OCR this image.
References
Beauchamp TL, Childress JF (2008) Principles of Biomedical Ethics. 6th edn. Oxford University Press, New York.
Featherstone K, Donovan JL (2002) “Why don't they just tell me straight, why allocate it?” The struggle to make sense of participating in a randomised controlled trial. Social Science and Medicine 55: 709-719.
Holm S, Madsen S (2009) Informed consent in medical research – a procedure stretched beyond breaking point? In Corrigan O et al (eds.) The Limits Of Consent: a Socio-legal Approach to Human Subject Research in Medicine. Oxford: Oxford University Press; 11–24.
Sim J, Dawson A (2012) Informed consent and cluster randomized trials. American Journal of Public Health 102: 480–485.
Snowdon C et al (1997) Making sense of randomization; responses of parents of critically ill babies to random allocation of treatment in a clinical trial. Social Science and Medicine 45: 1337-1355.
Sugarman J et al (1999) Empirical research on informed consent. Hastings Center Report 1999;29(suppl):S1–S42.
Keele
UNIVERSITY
* * * * *
Your task is to extract all of the records exactly.

Solution:
OCR this image.
References
Beauchamp TL, Childress JF (2008) Principles of Biomedical Ethics. 6th edn. Oxford University Press, New York.
Featherstone K, Donovan JL (2002) “Why don't they just tell me straight, why allocate it?” The struggle to make sense of participating in a randomised controlled trial. Social Science and Medicine 55: 709-719.
Holm S, Madsen S (2009) Informed consent in medical research – a procedure stretched beyond breaking point? In Corrigan O et al (eds.) The Limits Of Consent: a Socio-legal Approach to Human Subject Research in Medicine. Oxford: Oxford University Press; 11–24.
Sim J, Dawson A (2012) Informed consent and cluster randomized trials. American Journal of Public Health 102: 480–485.
Snowdon C et al (1997) Making sense of randomization; responses of parents of critically ill babies to random allocation of treatment in a clinical trial. Social Science and Medicine 45: 1337-1355.
Sugarman J et al (1999) Empirical research on informed consent. Hastings Center Report 1999;29(suppl):S1–S42.
Keele
UNIVERSITY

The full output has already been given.